TASK DESCRIPTION =
Check every line below for the word "this" and copy each one that has it.

_ _ _ _ _ _ _

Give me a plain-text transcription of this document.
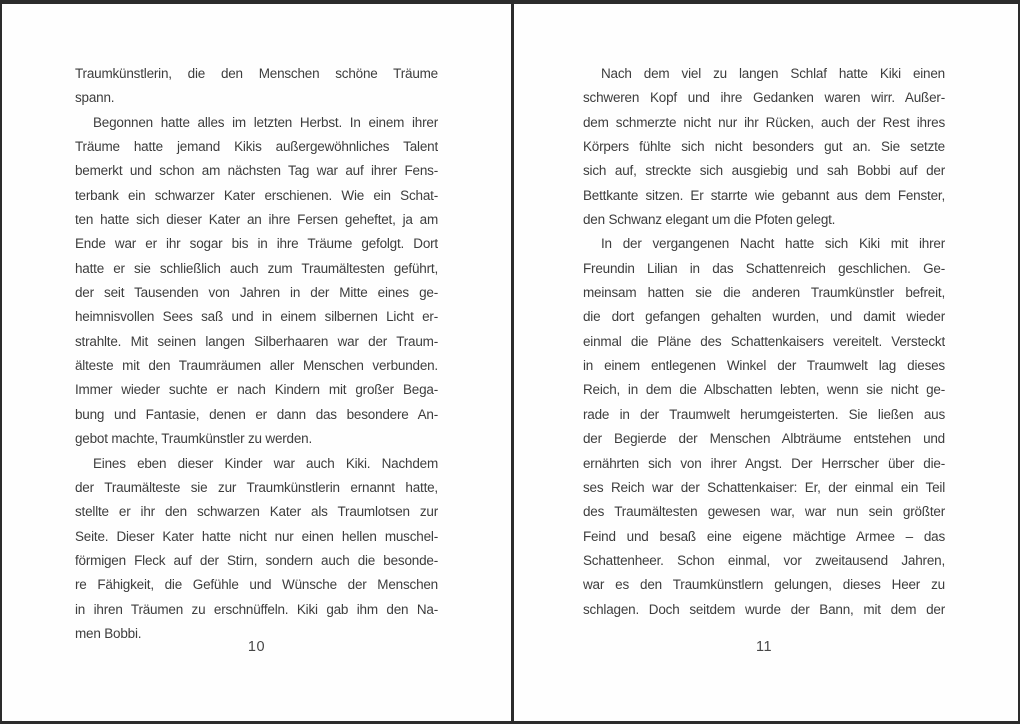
Traumkünstlerin, die den Menschen schöne Träume
spann.
Begonnen hatte alles im letzten Herbst. In einem ihrer
Träume hatte jemand Kikis außergewöhnliches Talent
bemerkt und schon am nächsten Tag war auf ihrer Fens-
terbank ein schwarzer Kater erschienen. Wie ein Schat-
ten hatte sich dieser Kater an ihre Fersen geheftet, ja am
Ende war er ihr sogar bis in ihre Träume gefolgt. Dort
hatte er sie schließlich auch zum Traumältesten geführt,
der seit Tausenden von Jahren in der Mitte eines ge-
heimnisvollen Sees saß und in einem silbernen Licht er-
strahlte. Mit seinen langen Silberhaaren war der Traum-
älteste mit den Traumräumen aller Menschen verbunden.
Immer wieder suchte er nach Kindern mit großer Bega-
bung und Fantasie, denen er dann das besondere An-
gebot machte, Traumkünstler zu werden.
Eines eben dieser Kinder war auch Kiki. Nachdem
der Traumälteste sie zur Traumkünstlerin ernannt hatte,
stellte er ihr den schwarzen Kater als Traumlotsen zur
Seite. Dieser Kater hatte nicht nur einen hellen muschel-
förmigen Fleck auf der Stirn, sondern auch die besonde-
re Fähigkeit, die Gefühle und Wünsche der Menschen
in ihren Träumen zu erschnüffeln. Kiki gab ihm den Na-
men Bobbi.
Nach dem viel zu langen Schlaf hatte Kiki einen
schweren Kopf und ihre Gedanken waren wirr. Außer-
dem schmerzte nicht nur ihr Rücken, auch der Rest ihres
Körpers fühlte sich nicht besonders gut an. Sie setzte
sich auf, streckte sich ausgiebig und sah Bobbi auf der
Bettkante sitzen. Er starrte wie gebannt aus dem Fenster,
den Schwanz elegant um die Pfoten gelegt.
In der vergangenen Nacht hatte sich Kiki mit ihrer
Freundin Lilian in das Schattenreich geschlichen. Ge-
meinsam hatten sie die anderen Traumkünstler befreit,
die dort gefangen gehalten wurden, und damit wieder
einmal die Pläne des Schattenkaisers vereitelt. Versteckt
in einem entlegenen Winkel der Traumwelt lag dieses
Reich, in dem die Albschatten lebten, wenn sie nicht ge-
rade in der Traumwelt herumgeisterten. Sie ließen aus
der Begierde der Menschen Albträume entstehen und
ernährten sich von ihrer Angst. Der Herrscher über die-
ses Reich war der Schattenkaiser: Er, der einmal ein Teil
des Traumältesten gewesen war, war nun sein größter
Feind und besaß eine eigene mächtige Armee – das
Schattenheer. Schon einmal, vor zweitausend Jahren,
war es den Traumkünstlern gelungen, dieses Heer zu
schlagen. Doch seitdem wurde der Bann, mit dem der
10	11
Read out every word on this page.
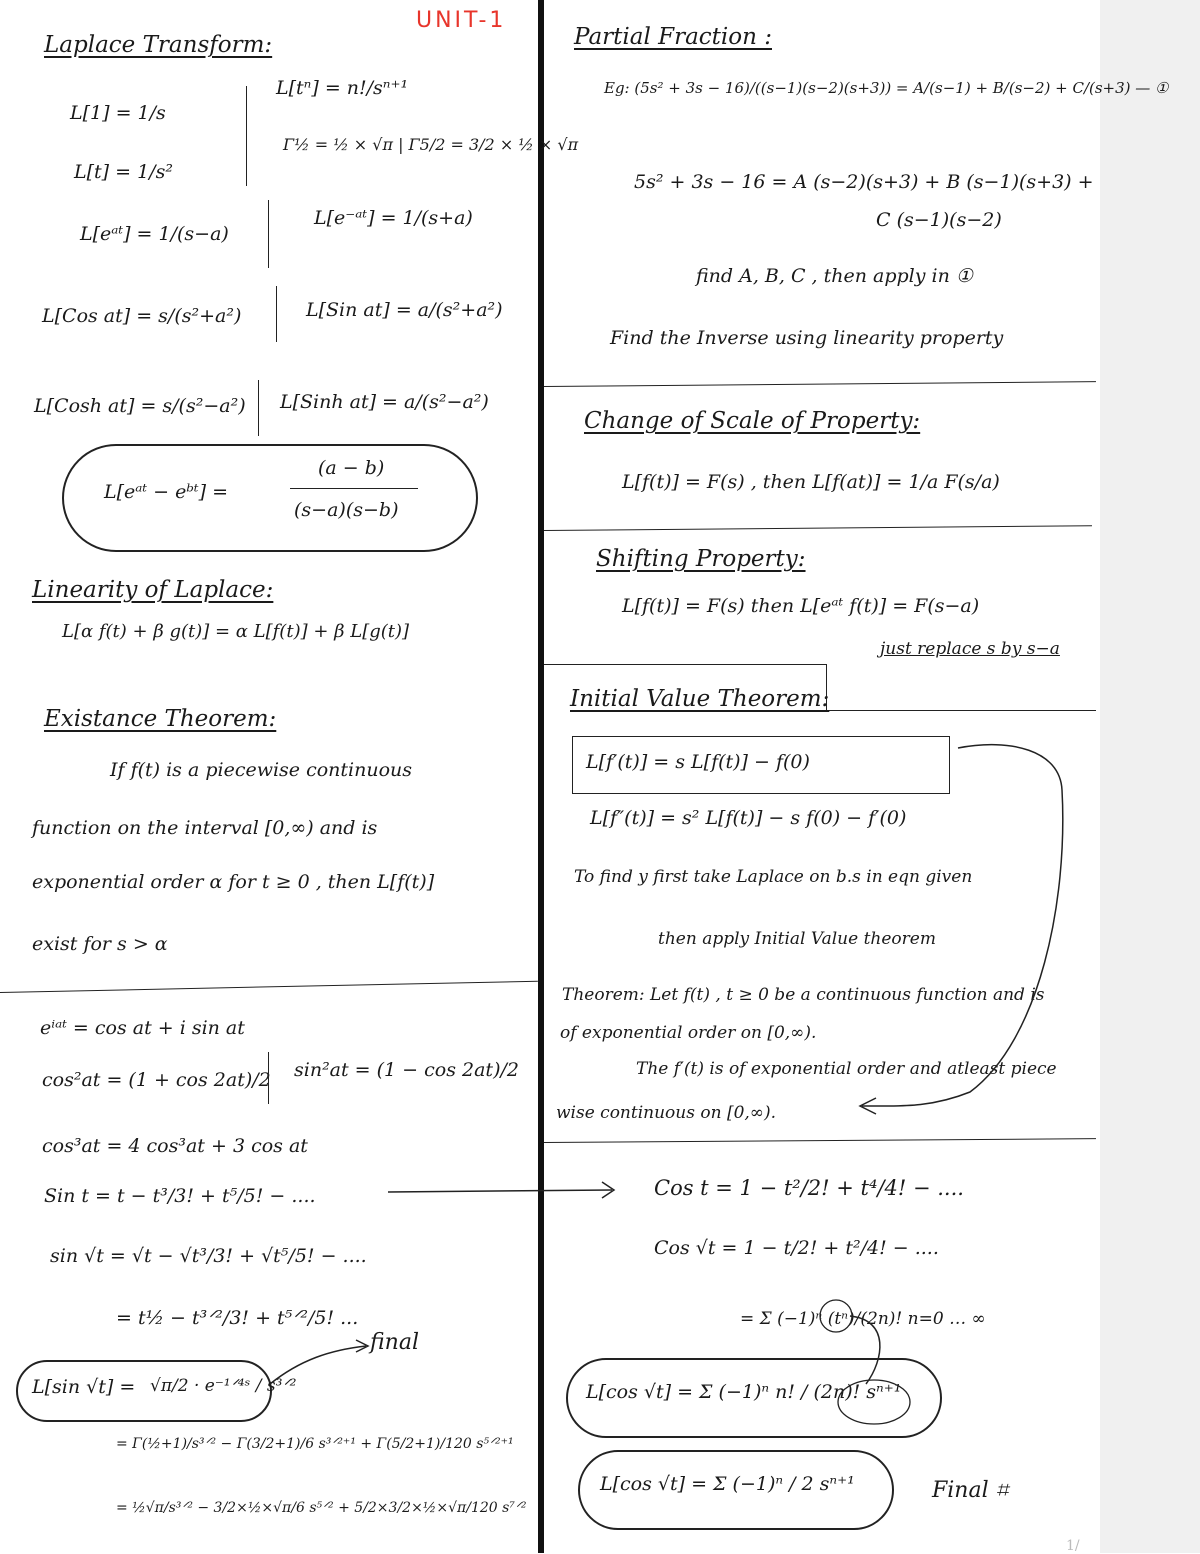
UNIT-1
Laplace Transform:
L[1] = 1/s
L[t] = 1/s²
L[tⁿ] = n!/sⁿ⁺¹
Γ½ = ½ × √π | Γ5/2 = 3/2 × ½ × √π
L[eᵃᵗ] = 1/(s−a)
L[e⁻ᵃᵗ] = 1/(s+a)
L[Cos at] = s/(s²+a²)	L[Sin at] = a/(s²+a²)
L[Cosh at] = s/(s²−a²) L[Sinh at] = a/(s²−a²)
L[eᵃᵗ − eᵇᵗ] =
(a − b)
(s−a)(s−b)
Linearity of Laplace:
L[α f(t) + β g(t)] = α L[f(t)] + β L[g(t)]
Existance Theorem:
If f(t) is a piecewise continuous
function on the interval [0,∞) and is
exponential order α for t ≥ 0 , then L[f(t)]
exist for s > α
eⁱᵃᵗ = cos at + i sin at
cos²at = (1 + cos 2at)/2 sin²at = (1 − cos 2at)/2
cos³at = 4 cos³at + 3 cos at
Sin t = t − t³/3! + t⁵/5! − ....
sin √t = √t − √t³/3! + √t⁵/5! − ....
= t½ − t³ᐟ²/3! + t⁵ᐟ²/5! ...
final
L[sin √t] = √π/2 · e⁻¹ᐟ⁴ˢ / s³ᐟ²
= Γ(½+1)/s³ᐟ² − Γ(3/2+1)/6 s³ᐟ²⁺¹ + Γ(5/2+1)/120 s⁵ᐟ²⁺¹
= ½√π/s³ᐟ² − 3/2×½×√π/6 s⁵ᐟ² + 5/2×3/2×½×√π/120 s⁷ᐟ²
Partial Fraction :
Eg: (5s² + 3s − 16)/((s−1)(s−2)(s+3)) = A/(s−1) + B/(s−2) + C/(s+3) — ①
5s² + 3s − 16 = A (s−2)(s+3) + B (s−1)(s+3) +
C (s−1)(s−2)
find A, B, C , then apply in ①
Find the Inverse using linearity property
Change of Scale of Property:
L[f(t)] = F(s) , then L[f(at)] = 1/a F(s/a)
Shifting Property:
L[f(t)] = F(s) then L[eᵃᵗ f(t)] = F(s−a)
just replace s by s−a
Initial Value Theorem:
L[f′(t)] = s L[f(t)] − f(0)
L[f″(t)] = s² L[f(t)] − s f(0) − f′(0)
To find y first take Laplace on b.s in eqn given
then apply Initial Value theorem
Theorem: Let f(t) , t ≥ 0 be a continuous function and is
of exponential order on [0,∞).
The f′(t) is of exponential order and atleast piece
wise continuous on [0,∞).
Cos t = 1 − t²/2! + t⁴/4! − ....
Cos √t = 1 − t/2! + t²/4! − ....
= Σ (−1)ⁿ (tⁿ)/(2n)! n=0 … ∞
L[cos √t] = Σ (−1)ⁿ n! / (2n)! sⁿ⁺¹
L[cos √t] = Σ (−1)ⁿ / 2 sⁿ⁺¹	Final ⌗
1/
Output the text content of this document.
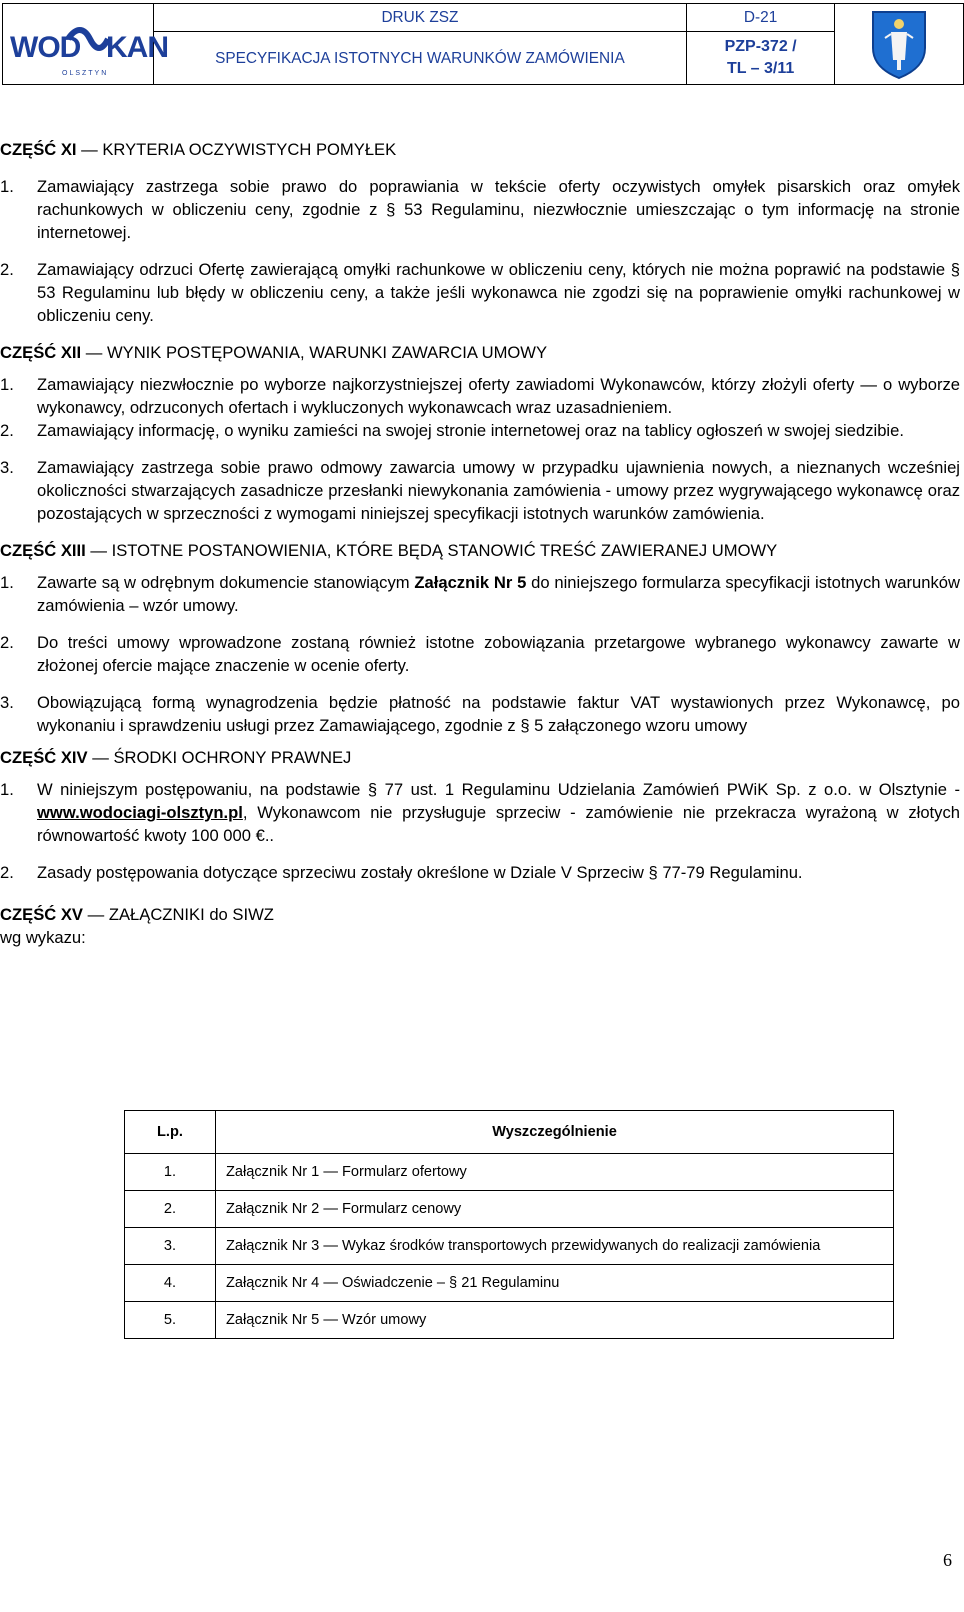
WOD KAN
OLSZTYN	DRUK ZSZ	D-21	

	SPECYFIKACJA ISTOTNYCH WARUNKÓW ZAMÓWIENIA	PZP-372 /
TL – 3/11	
CZĘŚĆ XI — KRYTERIA OCZYWISTYCH POMYŁEK
1. Zamawiający zastrzega sobie prawo do poprawiania w tekście oferty oczywistych omyłek pisarskich oraz omyłek rachunkowych w obliczeniu ceny, zgodnie z § 53 Regulaminu, niezwłocznie umieszczając o tym informację na stronie internetowej.
2. Zamawiający odrzuci Ofertę zawierającą omyłki rachunkowe w obliczeniu ceny, których nie można poprawić na podstawie § 53 Regulaminu lub błędy w obliczeniu ceny, a także jeśli wykonawca nie zgodzi się na poprawienie omyłki rachunkowej w obliczeniu ceny.
CZĘŚĆ XII — WYNIK POSTĘPOWANIA, WARUNKI ZAWARCIA UMOWY
1. Zamawiający niezwłocznie po wyborze najkorzystniejszej oferty zawiadomi Wykonawców, którzy złożyli oferty — o wyborze wykonawcy, odrzuconych ofertach i wykluczonych wykonawcach wraz uzasadnieniem.
2. Zamawiający informację, o wyniku zamieści na swojej stronie internetowej oraz na tablicy ogłoszeń w swojej siedzibie.
3. Zamawiający zastrzega sobie prawo odmowy zawarcia umowy w przypadku ujawnienia nowych, a nieznanych wcześniej okoliczności stwarzających zasadnicze przesłanki niewykonania zamówienia - umowy przez wygrywającego wykonawcę oraz pozostających w sprzeczności z wymogami niniejszej specyfikacji istotnych warunków zamówienia.
CZĘŚĆ XIII — ISTOTNE POSTANOWIENIA, KTÓRE BĘDĄ STANOWIĆ TREŚĆ ZAWIERANEJ UMOWY
1. Zawarte są w odrębnym dokumencie stanowiącym Załącznik Nr 5 do niniejszego formularza specyfikacji istotnych warunków zamówienia – wzór umowy.
2. Do treści umowy wprowadzone zostaną również istotne zobowiązania przetargowe wybranego wykonawcy zawarte w złożonej ofercie mające znaczenie w ocenie oferty.
3. Obowiązującą formą wynagrodzenia będzie płatność na podstawie faktur VAT wystawionych przez Wykonawcę, po wykonaniu i sprawdzeniu usługi przez Zamawiającego, zgodnie z § 5 załączonego wzoru umowy
CZĘŚĆ XIV — ŚRODKI OCHRONY PRAWNEJ
1. W niniejszym postępowaniu, na podstawie § 77 ust. 1 Regulaminu Udzielania Zamówień PWiK Sp. z o.o. w Olsztynie - www.wodociagi-olsztyn.pl, Wykonawcom nie przysługuje sprzeciw - zamówienie nie przekracza wyrażoną w złotych równowartość kwoty 100 000 €..
2. Zasady postępowania dotyczące sprzeciwu zostały określone w Dziale V Sprzeciw § 77-79 Regulaminu.
CZĘŚĆ XV — ZAŁĄCZNIKI do SIWZ
wg wykazu:
L.p.	Wyszczególnienie
1.	Załącznik Nr 1 — Formularz ofertowy
2.	Załącznik Nr 2 — Formularz cenowy
3.	Załącznik Nr 3 — Wykaz środków transportowych przewidywanych do realizacji zamówienia
4.	Załącznik Nr 4 — Oświadczenie – § 21 Regulaminu
5.	Załącznik Nr 5 — Wzór umowy
6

_ _ _ _ _ _ _

PROBLEM SOLUTION =
Give me a plain-text transcription of this document.
Read out every word on this page.
Output the text content of this document.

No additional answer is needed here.